Pick out all lines of the entries that include the word "JSON" and copy them.
### Records shown ###
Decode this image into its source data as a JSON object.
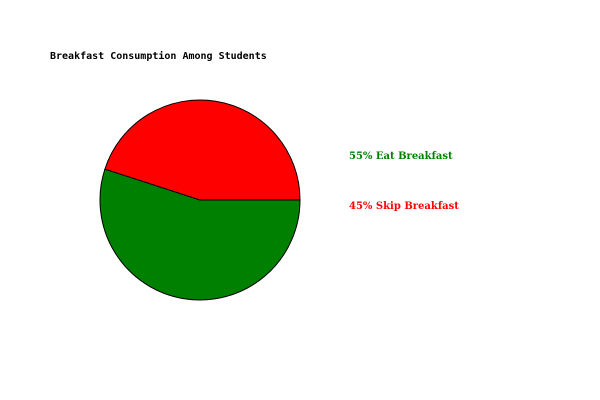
{
  "chart_data": {
    "type": "pie",
    "title": "Breakfast Consumption Among Students",
    "slices": [
      {
        "label": "55% Eat Breakfast",
        "value": 55,
        "color": "#008000"
      },
      {
        "label": "45% Skip Breakfast",
        "value": 45,
        "color": "#ff0000"
      }
    ],
    "legend_position": "right",
    "outline_color": "#000000"
  }
}
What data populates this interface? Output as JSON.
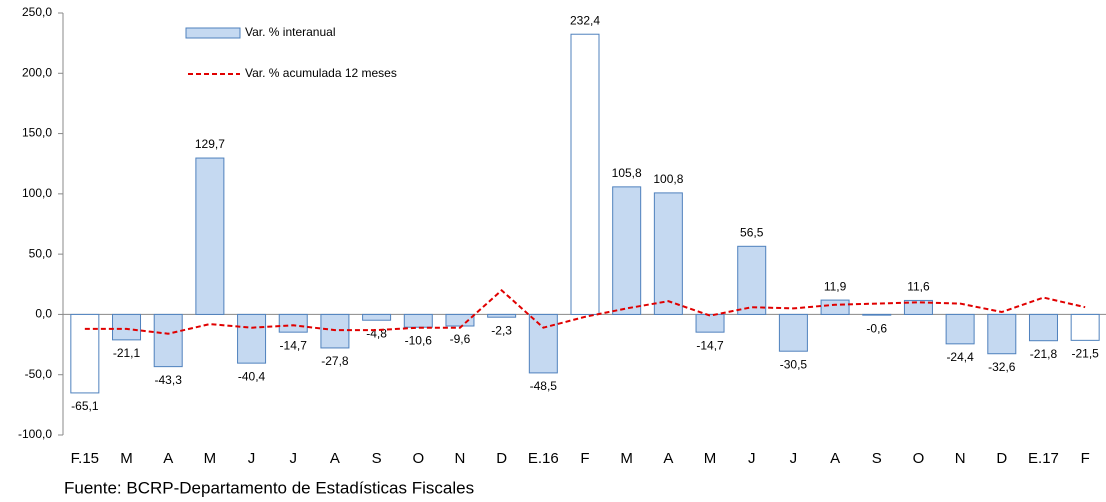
{
  "chart_data": {
    "type": "bar",
    "categories": [
      "F.15",
      "M",
      "A",
      "M",
      "J",
      "J",
      "A",
      "S",
      "O",
      "N",
      "D",
      "E.16",
      "F",
      "M",
      "A",
      "M",
      "J",
      "J",
      "A",
      "S",
      "O",
      "N",
      "D",
      "E.17",
      "F"
    ],
    "series": [
      {
        "name": "Var. % interanual",
        "type": "bar",
        "color": "#c5d9f1",
        "edge_color": "#4f81bd",
        "colors": [
          "#ffffff",
          "#c5d9f1",
          "#c5d9f1",
          "#c5d9f1",
          "#c5d9f1",
          "#c5d9f1",
          "#c5d9f1",
          "#c5d9f1",
          "#c5d9f1",
          "#c5d9f1",
          "#c5d9f1",
          "#c5d9f1",
          "#ffffff",
          "#c5d9f1",
          "#c5d9f1",
          "#c5d9f1",
          "#c5d9f1",
          "#c5d9f1",
          "#c5d9f1",
          "#c5d9f1",
          "#c5d9f1",
          "#c5d9f1",
          "#c5d9f1",
          "#c5d9f1",
          "#ffffff"
        ],
        "values": [
          -65.1,
          -21.1,
          -43.3,
          129.7,
          -40.4,
          -14.7,
          -27.8,
          -4.8,
          -10.6,
          -9.6,
          -2.3,
          -48.5,
          232.4,
          105.8,
          100.8,
          -14.7,
          56.5,
          -30.5,
          11.9,
          -0.6,
          11.6,
          -24.4,
          -32.6,
          -21.8,
          -21.5
        ],
        "value_labels": [
          "-65,1",
          "-21,1",
          "-43,3",
          "129,7",
          "-40,4",
          "-14,7",
          "-27,8",
          "-4,8",
          "-10,6",
          "-9,6",
          "-2,3",
          "-48,5",
          "232,4",
          "105,8",
          "100,8",
          "-14,7",
          "56,5",
          "-30,5",
          "11,9",
          "-0,6",
          "11,6",
          "-24,4",
          "-32,6",
          "-21,8",
          "-21,5"
        ]
      },
      {
        "name": "Var. % acumulada 12 meses",
        "type": "line",
        "color": "#e00000",
        "dashed": true,
        "values": [
          -12,
          -12,
          -16,
          -8,
          -11,
          -9,
          -13,
          -13,
          -11,
          -11,
          20,
          -11,
          -2,
          5,
          11,
          -1,
          6,
          5,
          8,
          9,
          10,
          9,
          2,
          14,
          6
        ]
      }
    ],
    "ylim": [
      -100,
      250
    ],
    "yticks": [
      {
        "value": -100,
        "label": "-100,0"
      },
      {
        "value": -50,
        "label": "-50,0"
      },
      {
        "value": 0,
        "label": "0,0"
      },
      {
        "value": 50,
        "label": "50,0"
      },
      {
        "value": 100,
        "label": "100,0"
      },
      {
        "value": 150,
        "label": "150,0"
      },
      {
        "value": 200,
        "label": "200,0"
      },
      {
        "value": 250,
        "label": "250,0"
      }
    ],
    "grid": false,
    "footnote": "Fuente: BCRP-Departamento de Estadísticas Fiscales"
  }
}
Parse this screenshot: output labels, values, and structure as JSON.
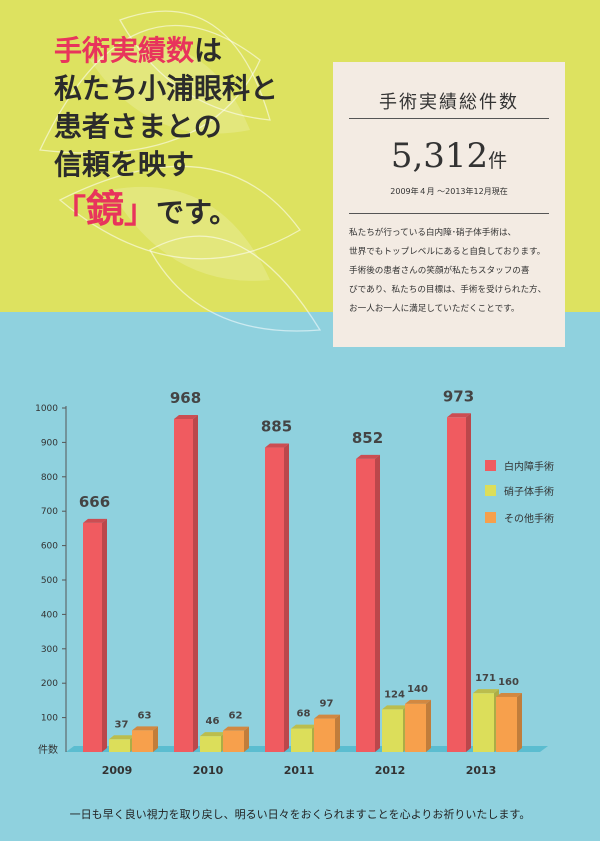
{
  "headline": {
    "line1_accent": "手術実績数",
    "line1_rest": "は",
    "line2": "私たち小浦眼科と",
    "line3": "患者さまとの",
    "line4": "信頼を映す",
    "bracket_open": "「",
    "kagami": "鏡",
    "bracket_close": "」",
    "line5_rest": "です。"
  },
  "summary": {
    "title": "手術実績総件数",
    "total": "5,312",
    "unit": "件",
    "period": "2009年４月 ～2013年12月現在",
    "description": [
      "私たちが行っている白内障･硝子体手術は、",
      "世界でもトップレベルにあると自負しております。",
      "手術後の患者さんの笑顔が私たちスタッフの喜",
      "びであり、私たちの目標は、手術を受けられた方、",
      "お一人お一人に満足していただくことです。"
    ]
  },
  "colors": {
    "top_band": "#dde260",
    "bottom_band": "#8fd1de",
    "accent": "#e8345c"
  },
  "chart_data": {
    "type": "bar",
    "categories": [
      "2009",
      "2010",
      "2011",
      "2012",
      "2013"
    ],
    "series": [
      {
        "name": "白内障手術",
        "values": [
          666,
          968,
          885,
          852,
          973
        ],
        "color": "#f05b60"
      },
      {
        "name": "硝子体手術",
        "values": [
          37,
          46,
          68,
          124,
          171
        ],
        "color": "#dcde5a"
      },
      {
        "name": "その他手術",
        "values": [
          63,
          62,
          97,
          140,
          160
        ],
        "color": "#f7a04c"
      }
    ],
    "ylim": [
      0,
      1000
    ],
    "yticks": [
      100,
      200,
      300,
      400,
      500,
      600,
      700,
      800,
      900,
      1000
    ],
    "ylabel": "件数",
    "legend": "right",
    "grid": false
  },
  "footer": "一日も早く良い視力を取り戻し、明るい日々をおくられますことを心よりお祈りいたします。"
}
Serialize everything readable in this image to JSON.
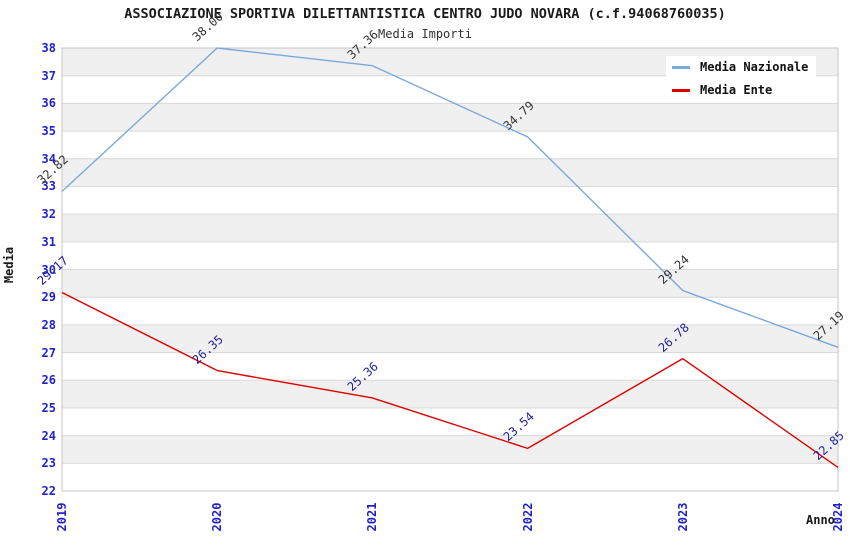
{
  "header": {
    "title": "ASSOCIAZIONE SPORTIVA DILETTANTISTICA CENTRO JUDO NOVARA (c.f.94068760035)",
    "subtitle": "Media Importi"
  },
  "colors": {
    "nazionale_line": "#7aa9dc",
    "ente_line": "#e00000",
    "tick_label": "#2222cc",
    "band": "#f0f0f0",
    "gridline": "#d9d9d9",
    "plot_border": "#c6c6c6",
    "value_label_nazionale": "#333333",
    "value_label_ente": "#22229c"
  },
  "legend": {
    "items": [
      {
        "label": "Media Nazionale",
        "color": "#7aa9dc"
      },
      {
        "label": "Media Ente",
        "color": "#e00000"
      }
    ]
  },
  "chart_data": {
    "type": "line",
    "x": [
      "2019",
      "2020",
      "2021",
      "2022",
      "2023",
      "2024"
    ],
    "series": [
      {
        "name": "Media Nazionale",
        "color": "#7aa9dc",
        "label_color": "#333333",
        "values": [
          32.82,
          38.0,
          37.36,
          34.79,
          29.24,
          27.19
        ]
      },
      {
        "name": "Media Ente",
        "color": "#e00000",
        "label_color": "#22229c",
        "values": [
          29.17,
          26.35,
          25.36,
          23.54,
          26.78,
          22.85
        ]
      }
    ],
    "title": "ASSOCIAZIONE SPORTIVA DILETTANTISTICA CENTRO JUDO NOVARA (c.f.94068760035)",
    "subtitle": "Media Importi",
    "xlabel": "Anno",
    "ylabel": "Media",
    "ylim": [
      22,
      38
    ],
    "ytick_step": 1,
    "grid": true,
    "banded_background": true,
    "legend_position": "top-right",
    "value_label_format": "0.00"
  }
}
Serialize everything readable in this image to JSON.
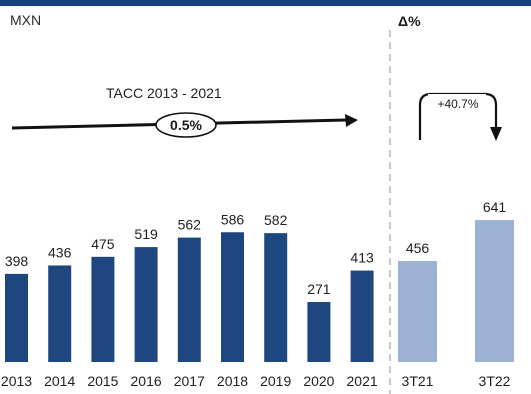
{
  "unit_label": "MXN",
  "delta_header": "Δ%",
  "tacc": {
    "title": "TACC 2013 - 2021",
    "value_label": "0.5%"
  },
  "callout_label": "+40.7%",
  "colors": {
    "top_band": "#13407a",
    "annual_bar": "#1f477f",
    "quarter_bar": "#9cb2d5",
    "divider": "#b5b5b5"
  },
  "chart_data": {
    "type": "bar",
    "title": "",
    "ylabel": "MXN",
    "annual": {
      "categories": [
        "2013",
        "2014",
        "2015",
        "2016",
        "2017",
        "2018",
        "2019",
        "2020",
        "2021"
      ],
      "values": [
        398,
        436,
        475,
        519,
        562,
        586,
        582,
        271,
        413
      ],
      "value_labels": [
        "398",
        "436",
        "475",
        "519",
        "562",
        "586",
        "582",
        "271",
        "413"
      ]
    },
    "quarterly": {
      "categories": [
        "3T21",
        "3T22"
      ],
      "values": [
        456,
        641
      ],
      "value_labels": [
        "456",
        "641"
      ]
    },
    "annotations": [
      {
        "type": "cagr",
        "label": "TACC 2013 - 2021",
        "value": "0.5%"
      },
      {
        "type": "change",
        "label": "+40.7%"
      }
    ]
  }
}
###
▶ _Reply_
Decode this image into its source data as a JSON object.
What data populates this interface? Output as JSON.
Parse this screenshot: output labels, values, and structure as JSON.
Serialize everything readable in this image to JSON.
Serialize everything readable in this image to JSON.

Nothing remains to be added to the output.